• **The problem**: Copy the records word for word, beginning with the first line and continuing through the line that contains "- candle-body: [924, 747, 931, 765]".

• **Given records**:
#####
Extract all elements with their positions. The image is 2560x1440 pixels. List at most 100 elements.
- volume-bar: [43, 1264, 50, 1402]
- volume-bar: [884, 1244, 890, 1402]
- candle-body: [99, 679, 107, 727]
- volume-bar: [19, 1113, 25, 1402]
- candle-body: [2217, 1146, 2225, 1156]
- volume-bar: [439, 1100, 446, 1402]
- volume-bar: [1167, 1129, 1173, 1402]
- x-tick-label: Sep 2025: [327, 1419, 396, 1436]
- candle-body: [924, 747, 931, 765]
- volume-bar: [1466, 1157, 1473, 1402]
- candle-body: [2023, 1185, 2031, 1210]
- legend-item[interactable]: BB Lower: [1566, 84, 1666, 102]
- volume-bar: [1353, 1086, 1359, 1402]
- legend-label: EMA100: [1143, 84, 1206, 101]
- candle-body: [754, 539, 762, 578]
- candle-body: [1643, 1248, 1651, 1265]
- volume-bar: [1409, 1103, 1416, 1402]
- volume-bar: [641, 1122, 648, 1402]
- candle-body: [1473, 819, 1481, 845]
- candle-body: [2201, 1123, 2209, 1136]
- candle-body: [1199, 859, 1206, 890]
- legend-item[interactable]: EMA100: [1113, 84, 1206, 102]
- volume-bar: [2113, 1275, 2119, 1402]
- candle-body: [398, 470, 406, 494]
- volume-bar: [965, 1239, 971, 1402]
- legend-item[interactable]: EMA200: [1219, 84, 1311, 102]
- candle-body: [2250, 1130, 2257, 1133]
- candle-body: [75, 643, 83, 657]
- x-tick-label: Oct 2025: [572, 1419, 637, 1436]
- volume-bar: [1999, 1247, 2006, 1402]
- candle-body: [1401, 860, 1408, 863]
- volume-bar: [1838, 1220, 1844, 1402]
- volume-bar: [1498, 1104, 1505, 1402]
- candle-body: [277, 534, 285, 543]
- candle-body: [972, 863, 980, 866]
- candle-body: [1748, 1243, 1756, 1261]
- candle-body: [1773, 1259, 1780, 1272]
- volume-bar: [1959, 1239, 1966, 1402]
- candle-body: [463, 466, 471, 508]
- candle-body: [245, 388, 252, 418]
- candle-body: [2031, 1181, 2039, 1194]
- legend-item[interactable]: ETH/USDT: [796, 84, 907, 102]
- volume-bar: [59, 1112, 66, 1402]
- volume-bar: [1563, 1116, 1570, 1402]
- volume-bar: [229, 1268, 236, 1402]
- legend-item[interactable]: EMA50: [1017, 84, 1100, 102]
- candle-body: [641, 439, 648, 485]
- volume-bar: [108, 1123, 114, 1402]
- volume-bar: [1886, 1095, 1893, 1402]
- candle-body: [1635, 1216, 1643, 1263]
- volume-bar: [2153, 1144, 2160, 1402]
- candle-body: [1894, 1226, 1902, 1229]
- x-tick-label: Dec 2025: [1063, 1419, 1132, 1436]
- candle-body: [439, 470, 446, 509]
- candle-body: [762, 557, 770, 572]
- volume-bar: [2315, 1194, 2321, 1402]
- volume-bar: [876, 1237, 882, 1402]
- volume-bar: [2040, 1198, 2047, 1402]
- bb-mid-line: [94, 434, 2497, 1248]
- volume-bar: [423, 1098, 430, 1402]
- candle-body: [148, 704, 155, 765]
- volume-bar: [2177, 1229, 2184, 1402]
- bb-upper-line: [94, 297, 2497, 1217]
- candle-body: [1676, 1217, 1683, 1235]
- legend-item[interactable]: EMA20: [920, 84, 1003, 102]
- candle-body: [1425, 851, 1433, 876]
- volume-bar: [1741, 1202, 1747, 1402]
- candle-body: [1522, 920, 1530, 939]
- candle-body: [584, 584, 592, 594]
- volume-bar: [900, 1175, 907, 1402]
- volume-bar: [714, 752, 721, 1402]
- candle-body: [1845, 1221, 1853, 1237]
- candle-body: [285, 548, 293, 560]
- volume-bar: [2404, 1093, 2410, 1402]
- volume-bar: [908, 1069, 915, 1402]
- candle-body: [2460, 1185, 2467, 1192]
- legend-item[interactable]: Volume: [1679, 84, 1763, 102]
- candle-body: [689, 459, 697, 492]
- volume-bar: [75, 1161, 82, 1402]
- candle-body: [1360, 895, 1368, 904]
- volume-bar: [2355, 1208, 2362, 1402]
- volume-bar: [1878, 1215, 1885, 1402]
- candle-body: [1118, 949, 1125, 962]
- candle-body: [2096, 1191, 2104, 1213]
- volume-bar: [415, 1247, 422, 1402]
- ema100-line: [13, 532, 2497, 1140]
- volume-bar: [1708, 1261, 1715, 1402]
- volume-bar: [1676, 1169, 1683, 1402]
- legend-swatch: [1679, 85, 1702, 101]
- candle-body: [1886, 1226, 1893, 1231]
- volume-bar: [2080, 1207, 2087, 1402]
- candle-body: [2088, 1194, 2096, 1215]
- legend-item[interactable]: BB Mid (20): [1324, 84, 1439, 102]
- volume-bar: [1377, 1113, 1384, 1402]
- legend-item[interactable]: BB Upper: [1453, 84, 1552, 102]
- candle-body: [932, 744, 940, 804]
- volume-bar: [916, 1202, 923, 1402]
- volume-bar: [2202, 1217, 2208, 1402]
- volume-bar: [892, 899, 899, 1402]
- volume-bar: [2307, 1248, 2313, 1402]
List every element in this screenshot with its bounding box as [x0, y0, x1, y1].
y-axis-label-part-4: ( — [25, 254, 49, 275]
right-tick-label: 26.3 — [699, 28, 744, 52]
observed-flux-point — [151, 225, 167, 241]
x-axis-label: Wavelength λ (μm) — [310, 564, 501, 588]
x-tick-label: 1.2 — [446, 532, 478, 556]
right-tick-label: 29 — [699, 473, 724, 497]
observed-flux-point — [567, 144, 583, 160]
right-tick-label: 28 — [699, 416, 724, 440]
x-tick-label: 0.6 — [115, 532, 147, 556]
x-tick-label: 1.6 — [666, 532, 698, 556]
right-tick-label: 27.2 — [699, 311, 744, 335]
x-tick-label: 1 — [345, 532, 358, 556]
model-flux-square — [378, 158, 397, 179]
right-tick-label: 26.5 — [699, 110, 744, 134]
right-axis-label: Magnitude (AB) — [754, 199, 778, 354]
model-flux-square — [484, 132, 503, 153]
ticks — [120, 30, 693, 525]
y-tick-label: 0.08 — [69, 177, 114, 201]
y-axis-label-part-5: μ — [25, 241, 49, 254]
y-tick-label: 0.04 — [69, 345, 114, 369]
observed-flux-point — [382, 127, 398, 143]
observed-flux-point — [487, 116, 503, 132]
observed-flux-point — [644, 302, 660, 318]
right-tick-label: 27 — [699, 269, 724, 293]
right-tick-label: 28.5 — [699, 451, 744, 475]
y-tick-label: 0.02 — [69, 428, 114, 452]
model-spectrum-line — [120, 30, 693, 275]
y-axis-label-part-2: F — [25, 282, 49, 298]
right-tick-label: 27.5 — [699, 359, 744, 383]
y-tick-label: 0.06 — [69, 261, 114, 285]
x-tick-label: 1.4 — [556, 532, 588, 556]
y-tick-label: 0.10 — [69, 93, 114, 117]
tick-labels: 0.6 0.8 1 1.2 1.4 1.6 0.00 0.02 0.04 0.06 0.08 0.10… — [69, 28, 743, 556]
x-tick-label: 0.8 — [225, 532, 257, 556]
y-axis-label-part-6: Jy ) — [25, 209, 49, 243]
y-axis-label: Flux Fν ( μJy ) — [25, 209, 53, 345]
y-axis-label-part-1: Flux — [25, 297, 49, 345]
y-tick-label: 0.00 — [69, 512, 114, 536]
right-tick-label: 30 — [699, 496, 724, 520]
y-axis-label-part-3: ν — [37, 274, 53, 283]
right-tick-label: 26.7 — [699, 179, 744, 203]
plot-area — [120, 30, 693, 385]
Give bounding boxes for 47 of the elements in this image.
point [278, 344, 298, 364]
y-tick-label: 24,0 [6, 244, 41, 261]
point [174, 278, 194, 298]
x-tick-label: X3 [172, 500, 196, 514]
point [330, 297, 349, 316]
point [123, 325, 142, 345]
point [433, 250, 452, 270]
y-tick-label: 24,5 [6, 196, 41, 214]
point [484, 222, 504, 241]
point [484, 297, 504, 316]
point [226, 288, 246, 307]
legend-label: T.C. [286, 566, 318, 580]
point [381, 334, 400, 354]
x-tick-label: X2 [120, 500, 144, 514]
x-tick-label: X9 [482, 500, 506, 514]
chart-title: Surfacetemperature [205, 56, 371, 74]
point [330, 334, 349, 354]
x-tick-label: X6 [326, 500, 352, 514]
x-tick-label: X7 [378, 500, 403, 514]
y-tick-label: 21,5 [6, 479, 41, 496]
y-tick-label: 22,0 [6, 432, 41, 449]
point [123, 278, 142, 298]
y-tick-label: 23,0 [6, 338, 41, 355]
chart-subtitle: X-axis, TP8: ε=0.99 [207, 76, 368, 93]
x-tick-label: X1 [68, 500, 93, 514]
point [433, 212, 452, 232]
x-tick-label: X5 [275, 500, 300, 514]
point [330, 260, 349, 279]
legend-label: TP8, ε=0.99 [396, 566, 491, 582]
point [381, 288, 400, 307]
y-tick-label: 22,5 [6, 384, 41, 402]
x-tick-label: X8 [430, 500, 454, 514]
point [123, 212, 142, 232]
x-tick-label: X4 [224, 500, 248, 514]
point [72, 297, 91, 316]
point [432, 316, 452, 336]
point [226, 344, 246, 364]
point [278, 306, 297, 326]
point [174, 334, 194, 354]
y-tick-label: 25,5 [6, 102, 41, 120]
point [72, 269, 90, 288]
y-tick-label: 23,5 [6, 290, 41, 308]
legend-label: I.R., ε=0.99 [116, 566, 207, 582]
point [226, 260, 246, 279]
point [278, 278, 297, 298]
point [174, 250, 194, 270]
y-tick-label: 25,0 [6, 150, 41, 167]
#####
• **Solved problem**:
Extract all elements with their positions. The image is 2560x1440 pixels. List at most 100 elements.
- volume-bar: [43, 1264, 50, 1402]
- volume-bar: [884, 1244, 890, 1402]
- candle-body: [99, 679, 107, 727]
- volume-bar: [19, 1113, 25, 1402]
- candle-body: [2217, 1146, 2225, 1156]
- volume-bar: [439, 1100, 446, 1402]
- volume-bar: [1167, 1129, 1173, 1402]
- x-tick-label: Sep 2025: [327, 1419, 396, 1436]
- candle-body: [924, 747, 931, 765]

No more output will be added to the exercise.